• PROBLEM TO WORK ON
Repeat the entries that follow verbatim, without any of their pictures.

-- start of DATA FOR THIS EXERCISE --

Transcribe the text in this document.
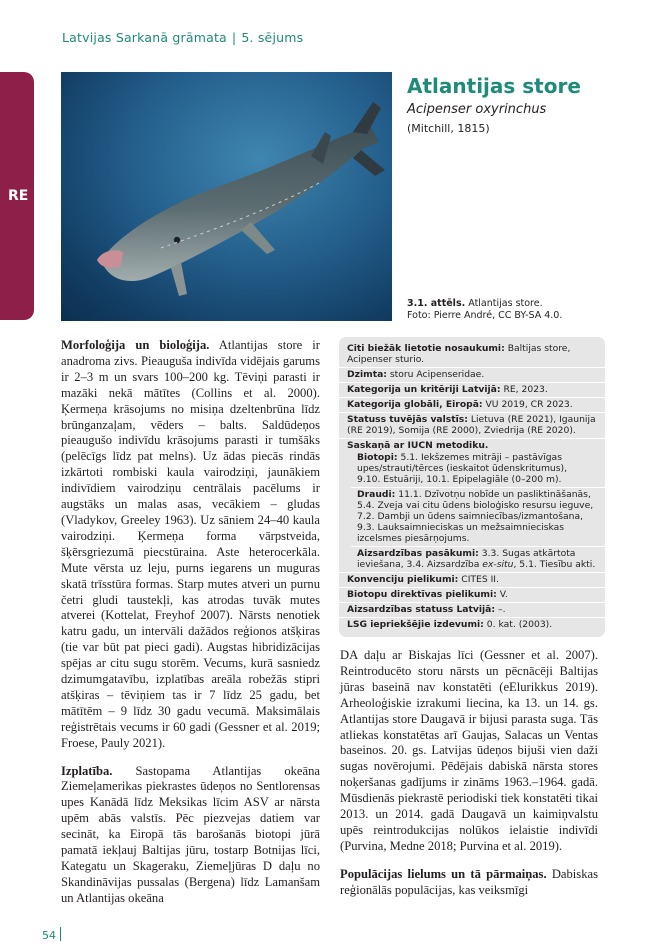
Latvijas Sarkanā grāmata | 5. sējums
RE
Atlantijas store
Acipenser oxyrinchus
(Mitchill, 1815)
3.1. attēls. Atlantijas store.
Foto: Pierre André, CC BY-SA 4.0.

Morfoloģija un bioloģija. Atlantijas store ir anadroma zivs. Pieauguša indivīda vidējais garums ir 2–3 m un svars 100–200 kg. Tēviņi parasti ir mazāki nekā mātītes (Collins et al. 2000). Ķermeņa krāsojums no misiņa dzeltenbrūna līdz brūnganzaļam, vēders – balts. Saldūdeņos pieaugušo indivīdu krāsojums parasti ir tumšāks (pelēcīgs līdz pat melns). Uz ādas piecās rindās izkārtoti rombiski kaula vairodziņi, jaunākiem indivīdiem vairodziņu centrālais pacēlums ir augstāks un malas asas, vecākiem – gludas (Vladykov, Greeley 1963). Uz sāniem 24–40 kaula vairodziņi. Ķermeņa forma vārpstveida, šķērsgriezumā piecstūraina. Aste heterocerkāla. Mute vērsta uz leju, purns iegarens un muguras skatā trīsstūra formas. Starp mutes atveri un purnu četri gludi taustekļi, kas atrodas tuvāk mutes atverei (Kottelat, Freyhof 2007). Nārsts nenotiek katru gadu, un intervāli dažādos reģionos atšķiras (tie var būt pat pieci gadi). Augstas hibridizācijas spējas ar citu sugu storēm. Vecums, kurā sasniedz dzimumgatavību, izplatības areāla robežās stipri atšķiras – tēviņiem tas ir 7 līdz 25 gadu, bet mātītēm – 9 līdz 30 gadu vecumā. Maksimālais reģistrētais vecums ir 60 gadi (Gessner et al. 2019; Froese, Pauly 2021).

Izplatība. Sastopama Atlantijas okeāna Ziemeļamerikas piekrastes ūdeņos no Sentlorensas upes Kanādā līdz Meksikas līcim ASV ar nārsta upēm abās valstīs. Pēc piezvejas datiem var secināt, ka Eiropā tās barošanās biotopi jūrā pamatā iekļauj Baltijas jūru, tostarp Botnijas līci, Kategatu un Skageraku, Ziemeļjūras D daļu no Skandināvijas pussalas (Bergena) līdz Lamanšam un Atlantijas okeāna

Citi biežāk lietotie nosaukumi: Baltijas store,
Acipenser sturio.
Dzimta: storu Acipenseridae.
Kategorija un kritēriji Latvijā: RE, 2023.
Kategorija globāli, Eiropā: VU 2019, CR 2023.
Statuss tuvējās valstīs: Lietuva (RE 2021), Igaunija
(RE 2019), Somija (RE 2000), Zviedrija (RE 2020).
Saskaņā ar IUCN metodiku.
Biotopi: 5.1. Iekšzemes mitrāji – pastāvīgas
upes/strauti/tērces (ieskaitot ūdenskritumus),
9.10. Estuāriji, 10.1. Epipelagiāle (0–200 m).
Draudi: 11.1. Dzīvotņu nobīde un pasliktināšanās,
5.4. Zveja vai citu ūdens bioloģisko resursu ieguve,
7.2. Dambji un ūdens saimniecības/izmantošana,
9.3. Lauksaimnieciskas un mežsaimnieciskas
izcelsmes piesārņojums.
Aizsardzības pasākumi: 3.3. Sugas atkārtota
ieviešana, 3.4. Aizsardzība ex-situ, 5.1. Tiesību akti.
Konvenciju pielikumi: CITES II.
Biotopu direktīvas pielikumi: V.
Aizsardzības statuss Latvijā: –.
LSG iepriekšējie izdevumi: 0. kat. (2003).

DA daļu ar Biskajas līci (Gessner et al. 2007). Reintroducēto storu nārsts un pēcnācēji Baltijas jūras baseinā nav konstatēti (eElurikkus 2019). Arheoloģiskie izrakumi liecina, ka 13. un 14. gs. Atlantijas store Daugavā ir bijusi parasta suga. Tās atliekas konstatētas arī Gaujas, Salacas un Ventas baseinos. 20. gs. Latvijas ūdeņos bijuši vien daži sugas novērojumi. Pēdējais dabiskā nārsta stores noķeršanas gadījums ir zināms 1963.–1964. gadā. Mūsdienās piekrastē periodiski tiek konstatēti tikai 2013. un 2014. gadā Daugavā un kaimiņvalstu upēs reintrodukcijas nolūkos ielaistie indivīdi (Purvina, Medne 2018; Purvina et al. 2019).

Populācijas lielums un tā pārmaiņas. Dabiskas reģionālās populācijas, kas veiksmīgi

54
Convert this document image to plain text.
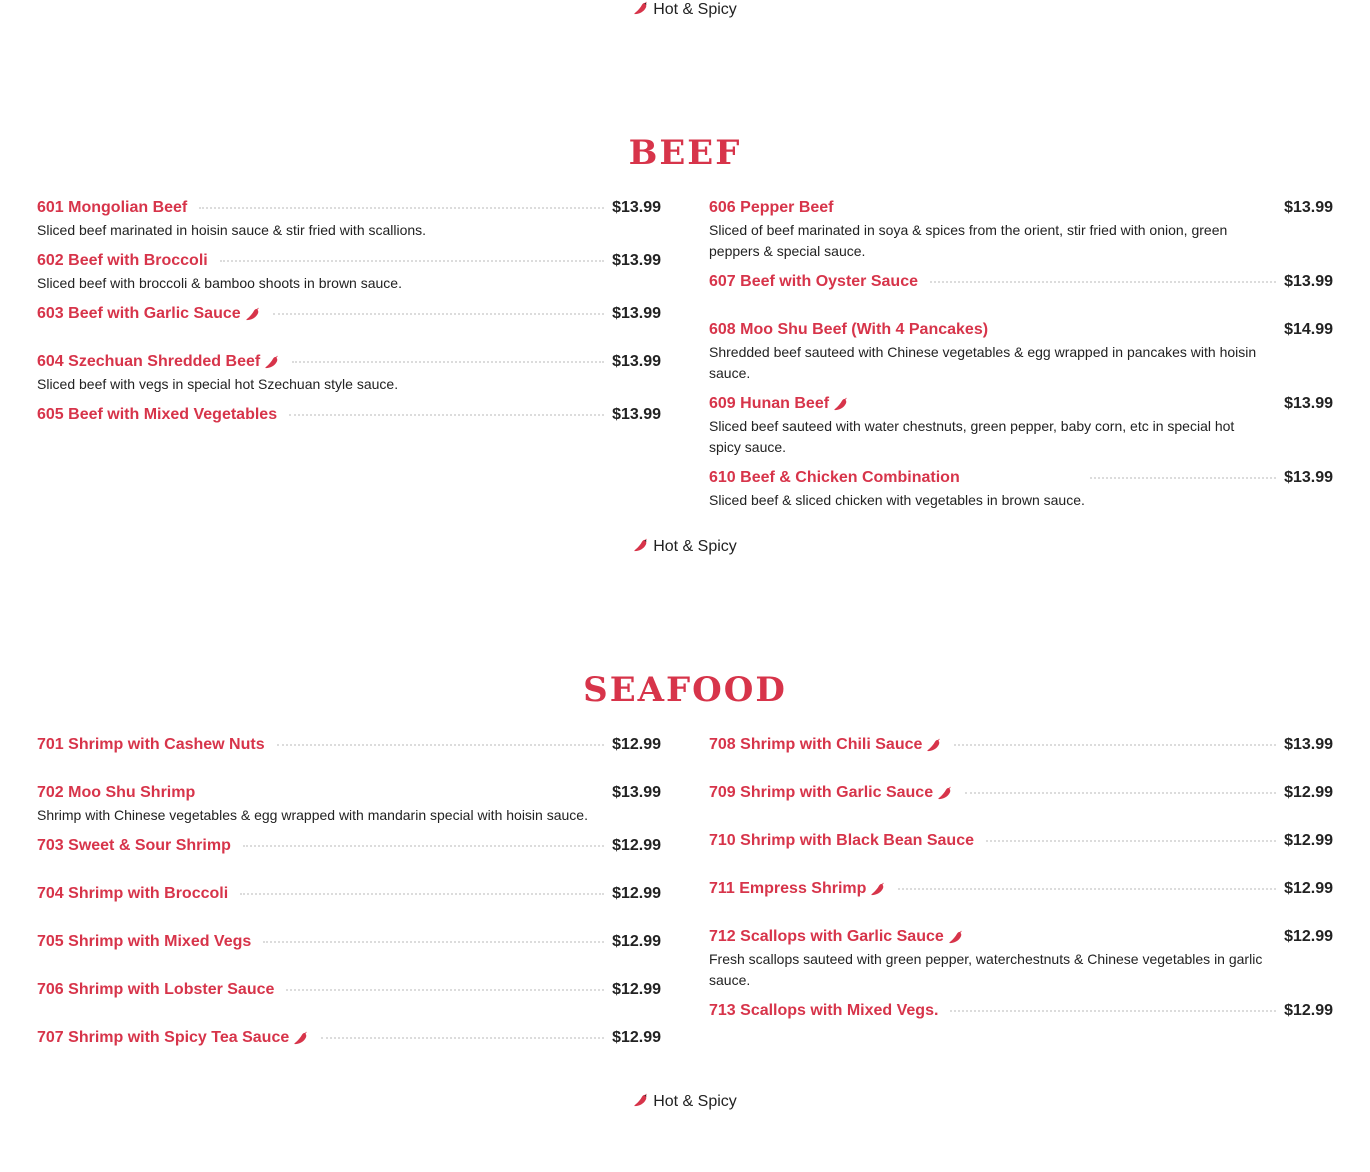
Hot & Spicy
BEEF
601 Mongolian Beef	$13.99
Sliced beef marinated in hoisin sauce & stir fried with scallions.
602 Beef with Broccoli	$13.99
Sliced beef with broccoli & bamboo shoots in brown sauce.
603 Beef with Garlic Sauce	$13.99
604 Szechuan Shredded Beef	$13.99
Sliced beef with vegs in special hot Szechuan style sauce.
605 Beef with Mixed Vegetables	$13.99
606 Pepper Beef	$13.99
Sliced of beef marinated in soya & spices from the orient, stir fried with onion, green peppers & special sauce.
607 Beef with Oyster Sauce	$13.99
608 Moo Shu Beef (With 4 Pancakes)	$14.99
Shredded beef sauteed with Chinese vegetables & egg wrapped in pancakes with hoisin sauce.
609 Hunan Beef	$13.99
Sliced beef sauteed with water chestnuts, green pepper, baby corn, etc in special hot spicy sauce.
610 Beef & Chicken Combination	$13.99
Sliced beef & sliced chicken with vegetables in brown sauce.
Hot & Spicy
SEAFOOD
701 Shrimp with Cashew Nuts	$12.99
702 Moo Shu Shrimp	$13.99
Shrimp with Chinese vegetables & egg wrapped with mandarin special with hoisin sauce.
703 Sweet & Sour Shrimp	$12.99
704 Shrimp with Broccoli	$12.99
705 Shrimp with Mixed Vegs	$12.99
706 Shrimp with Lobster Sauce	$12.99
707 Shrimp with Spicy Tea Sauce	$12.99
708 Shrimp with Chili Sauce	$13.99
709 Shrimp with Garlic Sauce	$12.99
710 Shrimp with Black Bean Sauce	$12.99
711 Empress Shrimp	$12.99
712 Scallops with Garlic Sauce	$12.99
Fresh scallops sauteed with green pepper, waterchestnuts & Chinese vegetables in garlic sauce.
713 Scallops with Mixed Vegs.	$12.99
Hot & Spicy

-- end of DATA FOR THIS EXERCISE --

• SOLUTION TO THIS EXERCISE
Transcribe the text in this document.
Latvijas Sarkanā grāmata | 5. sējums
RE
Atlantijas store
Acipenser oxyrinchus
(Mitchill, 1815)
3.1. attēls. Atlantijas store.
Foto: Pierre André, CC BY-SA 4.0.

Morfoloģija un bioloģija. Atlantijas store ir anadroma zivs. Pieauguša indivīda vidējais garums ir 2–3 m un svars 100–200 kg. Tēviņi parasti ir mazāki nekā mātītes (Collins et al. 2000). Ķermeņa krāsojums no misiņa dzeltenbrūna līdz brūnganzaļam, vēders – balts. Saldūdeņos pieaugušo indivīdu krāsojums parasti ir tumšāks (pelēcīgs līdz pat melns). Uz ādas piecās rindās izkārtoti rombiski kaula vairodziņi, jaunākiem indivīdiem vairodziņu centrālais pacēlums ir augstāks un malas asas, vecākiem – gludas (Vladykov, Greeley 1963). Uz sāniem 24–40 kaula vairodziņi. Ķermeņa forma vārpstveida, šķērsgriezumā piecstūraina. Aste heterocerkāla. Mute vērsta uz leju, purns iegarens un muguras skatā trīsstūra formas. Starp mutes atveri un purnu četri gludi taustekļi, kas atrodas tuvāk mutes atverei (Kottelat, Freyhof 2007). Nārsts nenotiek katru gadu, un intervāli dažādos reģionos atšķiras (tie var būt pat pieci gadi). Augstas hibridizācijas spējas ar citu sugu storēm. Vecums, kurā sasniedz dzimumgatavību, izplatības areāla robežās stipri atšķiras – tēviņiem tas ir 7 līdz 25 gadu, bet mātītēm – 9 līdz 30 gadu vecumā. Maksimālais reģistrētais vecums ir 60 gadi (Gessner et al. 2019; Froese, Pauly 2021).

Izplatība. Sastopama Atlantijas okeāna Ziemeļamerikas piekrastes ūdeņos no Sentlorensas upes Kanādā līdz Meksikas līcim ASV ar nārsta upēm abās valstīs. Pēc piezvejas datiem var secināt, ka Eiropā tās barošanās biotopi jūrā pamatā iekļauj Baltijas jūru, tostarp Botnijas līci, Kategatu un Skageraku, Ziemeļjūras D daļu no Skandināvijas pussalas (Bergena) līdz Lamanšam un Atlantijas okeāna

Citi biežāk lietotie nosaukumi: Baltijas store,
Acipenser sturio.
Dzimta: storu Acipenseridae.
Kategorija un kritēriji Latvijā: RE, 2023.
Kategorija globāli, Eiropā: VU 2019, CR 2023.
Statuss tuvējās valstīs: Lietuva (RE 2021), Igaunija
(RE 2019), Somija (RE 2000), Zviedrija (RE 2020).
Saskaņā ar IUCN metodiku.
Biotopi: 5.1. Iekšzemes mitrāji – pastāvīgas
upes/strauti/tērces (ieskaitot ūdenskritumus),
9.10. Estuāriji, 10.1. Epipelagiāle (0–200 m).
Draudi: 11.1. Dzīvotņu nobīde un pasliktināšanās,
5.4. Zveja vai citu ūdens bioloģisko resursu ieguve,
7.2. Dambji un ūdens saimniecības/izmantošana,
9.3. Lauksaimnieciskas un mežsaimnieciskas
izcelsmes piesārņojums.
Aizsardzības pasākumi: 3.3. Sugas atkārtota
ieviešana, 3.4. Aizsardzība ex-situ, 5.1. Tiesību akti.
Konvenciju pielikumi: CITES II.
Biotopu direktīvas pielikumi: V.
Aizsardzības statuss Latvijā: –.
LSG iepriekšējie izdevumi: 0. kat. (2003).

DA daļu ar Biskajas līci (Gessner et al. 2007). Reintroducēto storu nārsts un pēcnācēji Baltijas jūras baseinā nav konstatēti (eElurikkus 2019). Arheoloģiskie izrakumi liecina, ka 13. un 14. gs. Atlantijas store Daugavā ir bijusi parasta suga. Tās atliekas konstatētas arī Gaujas, Salacas un Ventas baseinos. 20. gs. Latvijas ūdeņos bijuši vien daži sugas novērojumi. Pēdējais dabiskā nārsta stores noķeršanas gadījums ir zināms 1963.–1964. gadā. Mūsdienās piekrastē periodiski tiek konstatēti tikai 2013. un 2014. gadā Daugavā un kaimiņvalstu upēs reintrodukcijas nolūkos ielaistie indivīdi (Purvina, Medne 2018; Purvina et al. 2019).

Populācijas lielums un tā pārmaiņas. Dabiskas reģionālās populācijas, kas veiksmīgi

54
Convert this document image to plain text.
Hot & Spicy
BEEF
601 Mongolian Beef	$13.99
Sliced beef marinated in hoisin sauce & stir fried with scallions.
602 Beef with Broccoli	$13.99
Sliced beef with broccoli & bamboo shoots in brown sauce.
603 Beef with Garlic Sauce	$13.99
604 Szechuan Shredded Beef	$13.99
Sliced beef with vegs in special hot Szechuan style sauce.
605 Beef with Mixed Vegetables	$13.99
606 Pepper Beef	$13.99
Sliced of beef marinated in soya & spices from the orient, stir fried with onion, green peppers & special sauce.
607 Beef with Oyster Sauce	$13.99
608 Moo Shu Beef (With 4 Pancakes)	$14.99
Shredded beef sauteed with Chinese vegetables & egg wrapped in pancakes with hoisin sauce.
609 Hunan Beef	$13.99
Sliced beef sauteed with water chestnuts, green pepper, baby corn, etc in special hot spicy sauce.
610 Beef & Chicken Combination	$13.99
Sliced beef & sliced chicken with vegetables in brown sauce.
Hot & Spicy
SEAFOOD
701 Shrimp with Cashew Nuts	$12.99
702 Moo Shu Shrimp	$13.99
Shrimp with Chinese vegetables & egg wrapped with mandarin special with hoisin sauce.
703 Sweet & Sour Shrimp	$12.99
704 Shrimp with Broccoli	$12.99
705 Shrimp with Mixed Vegs	$12.99
706 Shrimp with Lobster Sauce	$12.99
707 Shrimp with Spicy Tea Sauce	$12.99
708 Shrimp with Chili Sauce	$13.99
709 Shrimp with Garlic Sauce	$12.99
710 Shrimp with Black Bean Sauce	$12.99
711 Empress Shrimp	$12.99
712 Scallops with Garlic Sauce	$12.99
Fresh scallops sauteed with green pepper, waterchestnuts & Chinese vegetables in garlic sauce.
713 Scallops with Mixed Vegs.	$12.99
Hot & Spicy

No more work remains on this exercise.